● DIRECTIONS
Collect every line that includes the string "down".

Start RECORDS PROVIDED

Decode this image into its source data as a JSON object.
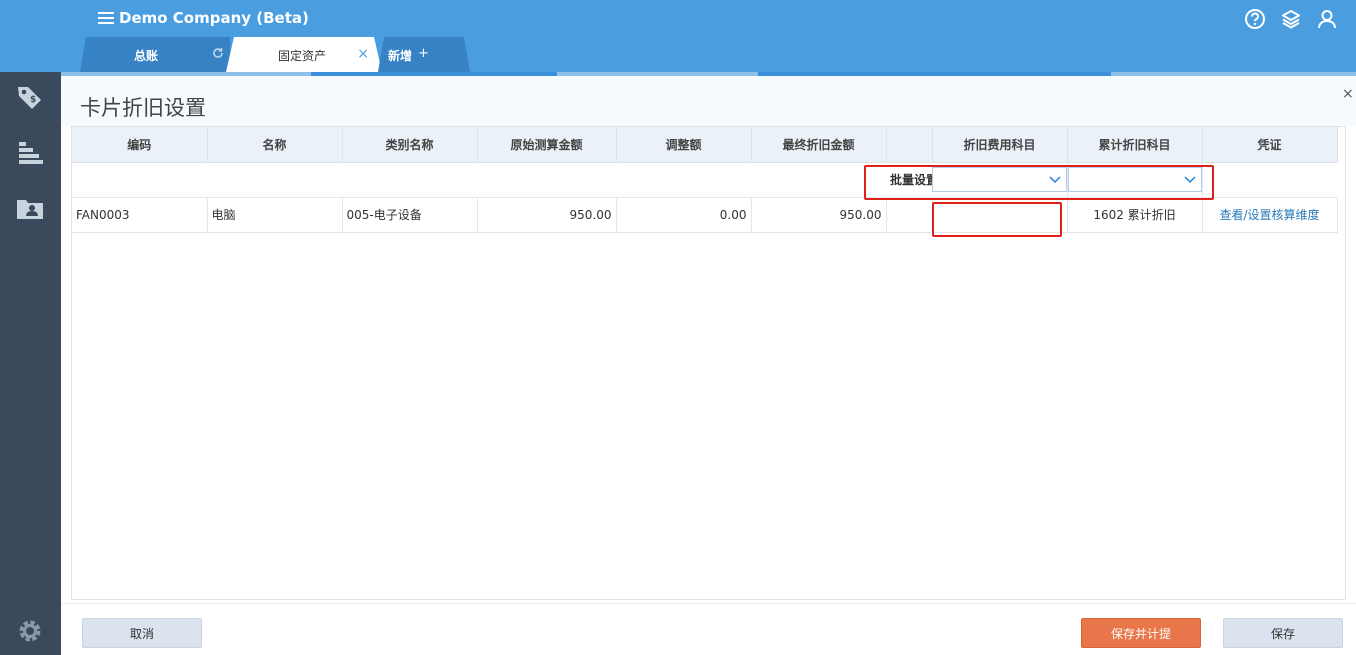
{
  "app": {
    "company": "Demo Company (Beta)"
  },
  "tabs": [
    {
      "label": "总账"
    },
    {
      "label": "固定资产",
      "close": "×"
    },
    {
      "label": "新增",
      "plus": "+"
    }
  ],
  "page": {
    "title": "卡片折旧设置",
    "close": "×"
  },
  "table": {
    "headers": [
      "编码",
      "名称",
      "类别名称",
      "原始测算金额",
      "调整额",
      "最终折旧金额",
      "",
      "折旧费用科目",
      "累计折旧科目",
      "凭证"
    ],
    "batch_label": "批量设置",
    "rows": [
      {
        "code": "FAN0003",
        "name": "电脑",
        "category": "005-电子设备",
        "original_amount": "950.00",
        "adjustment": "0.00",
        "final_amount": "950.00",
        "expense_account": "",
        "accum_account": "1602 累计折旧",
        "voucher_link": "查看/设置核算维度"
      }
    ]
  },
  "footer": {
    "cancel": "取消",
    "save_and_calc": "保存并计提",
    "save": "保存"
  },
  "colors": {
    "header_blue": "#4a9ee0",
    "sidebar": "#3a4a5c",
    "primary_button": "#e8764a",
    "highlight_red": "#e0201a",
    "link": "#2a7ab8"
  },
  "icons": [
    "menu-icon",
    "help-icon",
    "layers-icon",
    "user-icon",
    "refresh-icon",
    "tag-icon",
    "chart-icon",
    "folder-icon",
    "gear-icon",
    "chevron-down-icon"
  ]
}
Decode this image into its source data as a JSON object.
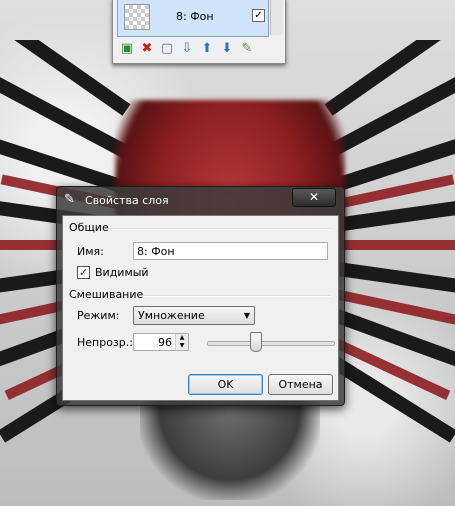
{
  "layers_panel": {
    "layer_name": "8: Фон",
    "layer_visible": true,
    "tools": [
      "add-layer-icon",
      "delete-layer-icon",
      "duplicate-layer-icon",
      "merge-down-icon",
      "move-up-icon",
      "move-down-icon",
      "properties-icon"
    ]
  },
  "dialog": {
    "title": "Свойства слоя",
    "close_label": "✕",
    "general_group": "Общие",
    "name_label": "Имя:",
    "name_value": "8: Фон",
    "visible_label": "Видимый",
    "visible_checked": true,
    "blending_group": "Смешивание",
    "mode_label": "Режим:",
    "mode_value": "Умножение",
    "opacity_label": "Непрозр.:",
    "opacity_value": "96",
    "opacity_slider_fraction": 0.38,
    "ok_label": "OK",
    "cancel_label": "Отмена"
  },
  "colors": {
    "dialog_frame": "#3c3c3c",
    "artwork_red": "#8e1f22"
  }
}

End RECORDS PROVIDED

● ANSWER TO THE TASK
    "chevron-down-icon"
      "merge-down-icon",
      "move-down-icon",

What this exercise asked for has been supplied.